--- begin GIVEN INFORMATION ---
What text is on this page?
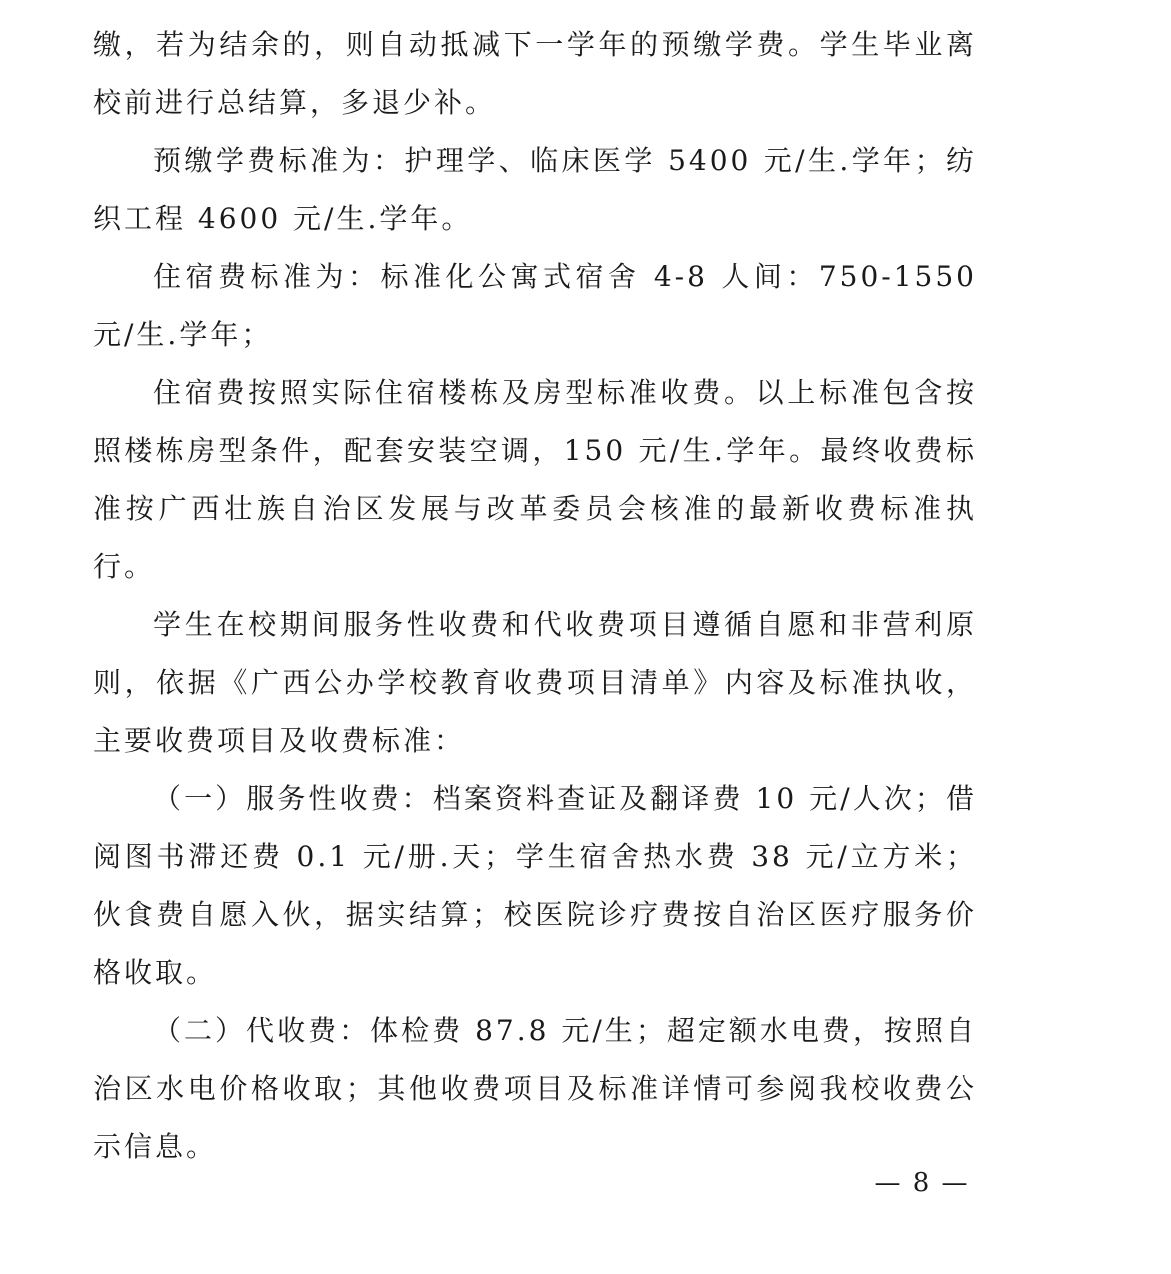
缴，若为结余的，则自动抵减下一学年的预缴学费。学生毕业离校前进行总结算，多退少补。

预缴学费标准为：护理学、临床医学 5400 元/生.学年；纺织工程 4600 元/生.学年。

住宿费标准为：标准化公寓式宿舍 4-8 人间：750-1550 元/生.学年；

住宿费按照实际住宿楼栋及房型标准收费。以上标准包含按照楼栋房型条件，配套安装空调，150 元/生.学年。最终收费标准按广西壮族自治区发展与改革委员会核准的最新收费标准执行。

学生在校期间服务性收费和代收费项目遵循自愿和非营利原则，依据《广西公办学校教育收费项目清单》内容及标准执收，主要收费项目及收费标准：

（一）服务性收费：档案资料查证及翻译费 10 元/人次；借阅图书滞还费 0.1 元/册.天；学生宿舍热水费 38 元/立方米；伙食费自愿入伙，据实结算；校医院诊疗费按自治区医疗服务价格收取。

（二）代收费：体检费 87.8 元/生；超定额水电费，按照自治区水电价格收取；其他收费项目及标准详情可参阅我校收费公示信息。

— 8 —
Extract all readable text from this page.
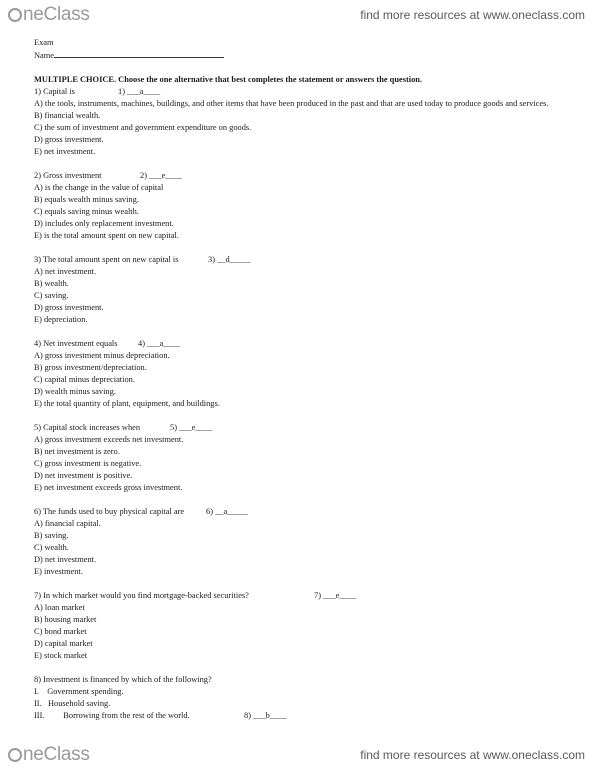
neClass	find more resources at www.oneclass.com
Exam
Name
MULTIPLE CHOICE. Choose the one alternative that best completes the statement or answers the question.
1) Capital is	1) ___a____
A) the tools, instruments, machines, buildings, and other items that have been produced in the past and that are used today to produce goods and services.
B) financial wealth.
C) the sum of investment and government expenditure on goods.
D) gross investment.
E) net investment.
2) Gross investment	2) ___e____
A) is the change in the value of capital
B) equals wealth minus saving.
C) equals saving minus wealth.
D) includes only replacement investment.
E) is the total amount spent on new capital.
3) The total amount spent on new capital is	3) __d_____
A) net investment.
B) wealth.
C) saving.
D) gross investment.
E) depreciation.
4) Net investment equals	4) ___a____
A) gross investment minus depreciation.
B) gross investment/depreciation.
C) capital minus depreciation.
D) wealth minus saving.
E) the total quantity of plant, equipment, and buildings.
5) Capital stock increases when	5) ___e____
A) gross investment exceeds net investment.
B) net investment is zero.
C) gross investment is negative.
D) net investment is positive.
E) net investment exceeds gross investment.
6) The funds used to buy physical capital are	6) __a_____
A) financial capital.
B) saving.
C) wealth.
D) net investment.
E) investment.
7) In which market would you find mortgage-backed securities?	7) ___e____
A) loan market
B) housing market
C) bond market
D) capital market
E) stock market
8) Investment is financed by which of the following?
I.    Government spending.
II.   Household saving.
III.         Borrowing from the rest of the world.	8) ___b____
neClass	find more resources at www.oneclass.com
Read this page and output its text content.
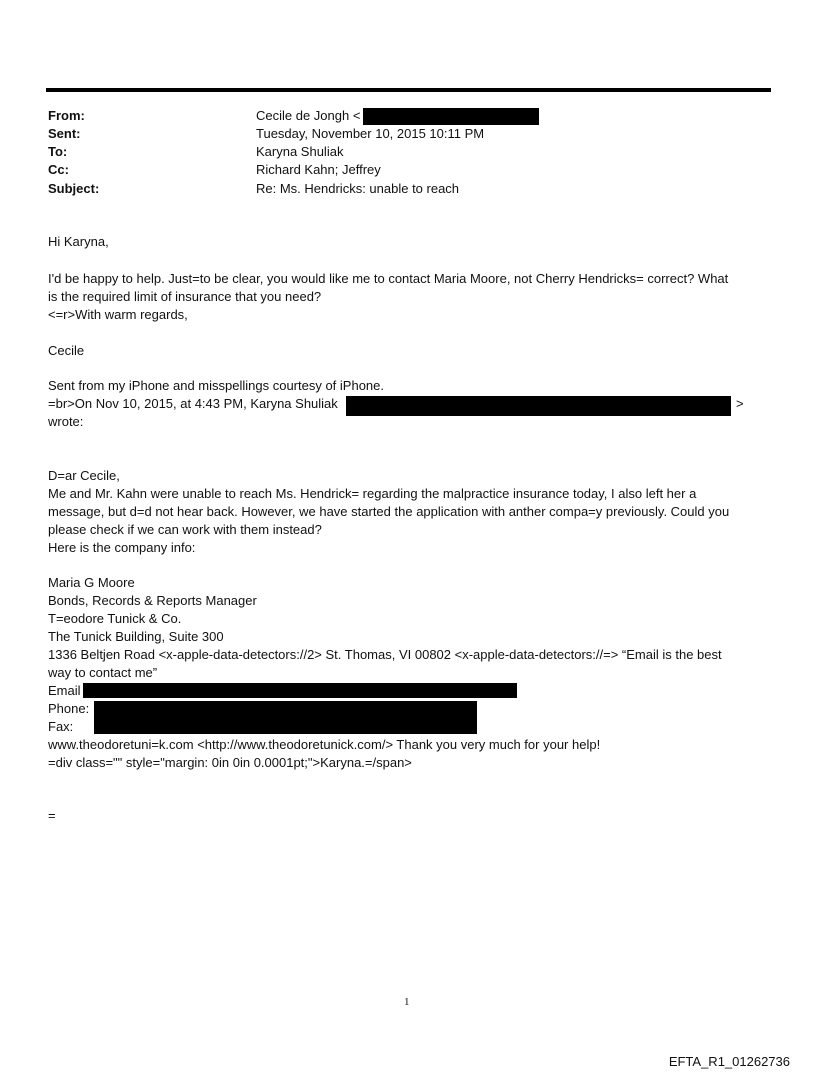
From:	Cecile de Jongh <
Sent:	Tuesday, November 10, 2015 10:11 PM
To:	Karyna Shuliak
Cc:	Richard Kahn; Jeffrey
Subject:	Re: Ms. Hendricks: unable to reach
Hi Karyna,
I'd be happy to help. Just=to be clear, you would like me to contact Maria Moore, not Cherry Hendricks= correct? What
is the required limit of insurance that you need?
<=r>With warm regards,
Cecile
Sent from my iPhone and misspellings courtesy of iPhone.
=br>On Nov 10, 2015, at 4:43 PM, Karyna Shuliak	>
wrote:
D=ar Cecile,
Me and Mr. Kahn were unable to reach Ms. Hendrick= regarding the malpractice insurance today, I also left her a
message, but d=d not hear back. However, we have started the application with anther compa=y previously. Could you
please check if we can work with them instead?
Here is the company info:
Maria G Moore
Bonds, Records & Reports Manager
T=eodore Tunick & Co.
The Tunick Building, Suite 300
1336 Beltjen Road <x-apple-data-detectors://2> St. Thomas, VI 00802 <x-apple-data-detectors://=> “Email is the best
way to contact me”
Email
Phone:
Fax:
www.theodoretuni=k.com <http://www.theodoretunick.com/> Thank you very much for your help!
=div class="" style="margin: 0in 0in 0.0001pt;">Karyna.=/span>
=
1
EFTA_R1_01262736
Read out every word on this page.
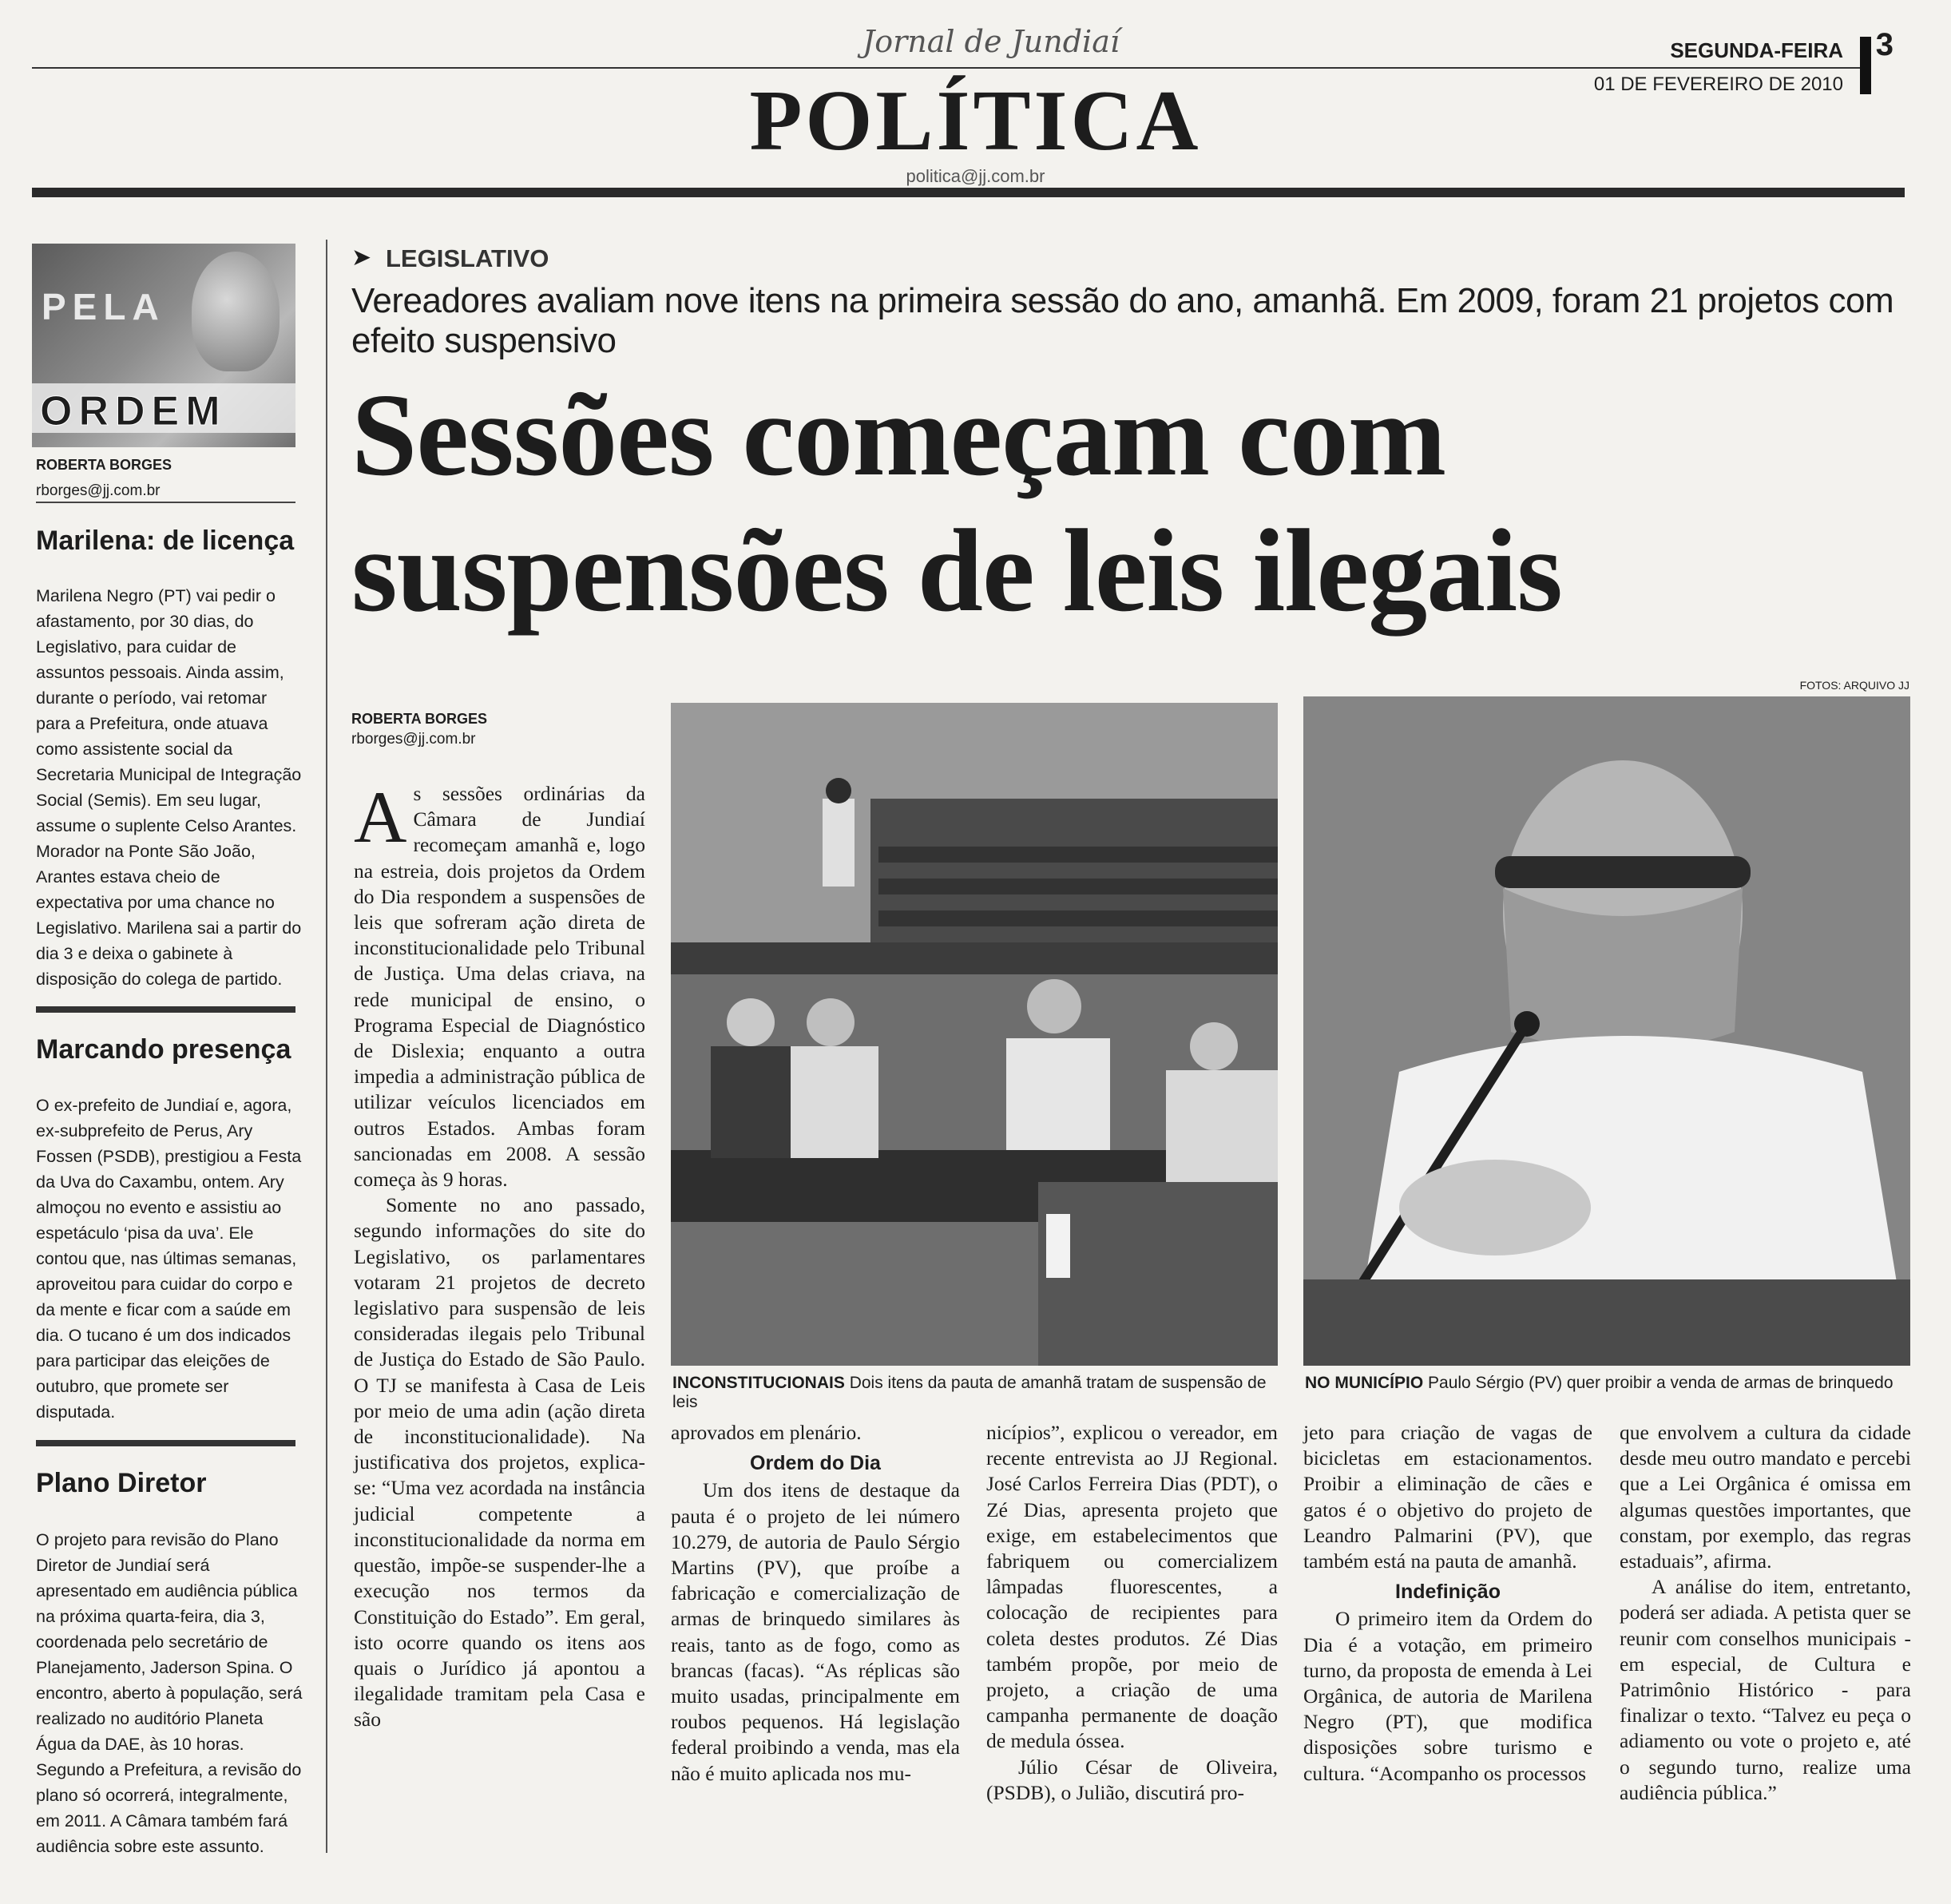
Jornal de Jundiaí	SEGUNDA-FEIRA 3
01 DE FEVEREIRO DE 2010
POLÍTICA
politica@jj.com.br
PELA
ORDEM
ROBERTA BORGES
rborges@jj.com.br
Marilena: de licença
Marilena Negro (PT) vai pedir o afastamento, por 30 dias, do Legislativo, para cuidar de assuntos pessoais. Ainda assim, durante o período, vai retomar para a Prefeitura, onde atuava como assistente social da Secretaria Municipal de Integração Social (Semis). Em seu lugar, assume o suplente Celso Arantes. Morador na Ponte São João, Arantes estava cheio de expectativa por uma chance no Legislativo. Marilena sai a partir do dia 3 e deixa o gabinete à disposição do colega de partido.
Marcando presença
O ex-prefeito de Jundiaí e, agora, ex-subprefeito de Perus, Ary Fossen (PSDB), prestigiou a Festa da Uva do Caxambu, ontem. Ary almoçou no evento e assistiu ao espetáculo ‘pisa da uva’. Ele contou que, nas últimas semanas, aproveitou para cuidar do corpo e da mente e ficar com a saúde em dia. O tucano é um dos indicados para participar das eleições de outubro, que promete ser disputada.
Plano Diretor
O projeto para revisão do Plano Diretor de Jundiaí será apresentado em audiência pública na próxima quarta-feira, dia 3, coordenada pelo secretário de Planejamento, Jaderson Spina. O encontro, aberto à população, será realizado no auditório Planeta Água da DAE, às 10 horas. Segundo a Prefeitura, a revisão do plano só ocorrerá, integralmente, em 2011. A Câmara também fará audiência sobre este assunto.
➤ LEGISLATIVO
Vereadores avaliam nove itens na primeira sessão do ano, amanhã. Em 2009, foram 21 projetos com efeito suspensivo
Sessões começam com
suspensões de leis ilegais
ROBERTA BORGES
rborges@jj.com.br
FOTOS: ARQUIVO JJ
INCONSTITUCIONAIS Dois itens da pauta de amanhã tratam de suspensão de leis
NO MUNICÍPIO Paulo Sérgio (PV) quer proibir a venda de armas de brinquedo

As sessões ordinárias da Câmara de Jundiaí recomeçam amanhã e, logo na estreia, dois projetos da Ordem do Dia respondem a suspensões de leis que sofreram ação direta de inconstitucionalidade pelo Tribunal de Justiça. Uma delas criava, na rede municipal de ensino, o Programa Especial de Diagnóstico de Dislexia; enquanto a outra impedia a administração pública de utilizar veículos licenciados em outros Estados. Ambas foram sancionadas em 2008. A sessão começa às 9 horas.

Somente no ano passado, segundo informações do site do Legislativo, os parlamentares votaram 21 projetos de decreto legislativo para suspensão de leis consideradas ilegais pelo Tribunal de Justiça do Estado de São Paulo. O TJ se manifesta à Casa de Leis por meio de uma adin (ação direta de inconstitucionalidade). Na justificativa dos projetos, explica-se: “Uma vez acordada na instância judicial competente a inconstitucionalidade da norma em questão, impõe-se suspender-lhe a execução nos termos da Constituição do Estado”. Em geral, isto ocorre quando os itens aos quais o Jurídico já apontou a ilegalidade tramitam pela Casa e são

aprovados em plenário.

Ordem do Dia

Um dos itens de destaque da pauta é o projeto de lei número 10.279, de autoria de Paulo Sérgio Martins (PV), que proíbe a fabricação e comercialização de armas de brinquedo similares às reais, tanto as de fogo, como as brancas (facas). “As réplicas são muito usadas, principalmente em roubos pequenos. Há legislação federal proibindo a venda, mas ela não é muito aplicada nos mu-

nicípios”, explicou o vereador, em recente entrevista ao JJ Regional. José Carlos Ferreira Dias (PDT), o Zé Dias, apresenta projeto que exige, em estabelecimentos que fabriquem ou comercializem lâmpadas fluorescentes, a colocação de recipientes para coleta destes produtos. Zé Dias também propõe, por meio de projeto, a criação de uma campanha permanente de doação de medula óssea.

Júlio César de Oliveira, (PSDB), o Julião, discutirá pro-

jeto para criação de vagas de bicicletas em estacionamentos. Proibir a eliminação de cães e gatos é o objetivo do projeto de Leandro Palmarini (PV), que também está na pauta de amanhã.

Indefinição

O primeiro item da Ordem do Dia é a votação, em primeiro turno, da proposta de emenda à Lei Orgânica, de autoria de Marilena Negro (PT), que modifica disposições sobre turismo e cultura. “Acompanho os processos

que envolvem a cultura da cidade desde meu outro mandato e percebi que a Lei Orgânica é omissa em algumas questões importantes, que constam, por exemplo, das regras estaduais”, afirma.

A análise do item, entretanto, poderá ser adiada. A petista quer se reunir com conselhos municipais - em especial, de Cultura e Patrimônio Histórico - para finalizar o texto. “Talvez eu peça o adiamento ou vote o projeto e, até o segundo turno, realize uma audiência pública.”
--- end GIVEN INFORMATION ---
- **SET PROBLEM**: Find all the lines containing "depreciation" in the material, then copy them.

- **OUTPUT OF THE TASK**:
E) depreciation.
A) gross investment minus depreciation.
B) gross investment/depreciation.
C) capital minus depreciation.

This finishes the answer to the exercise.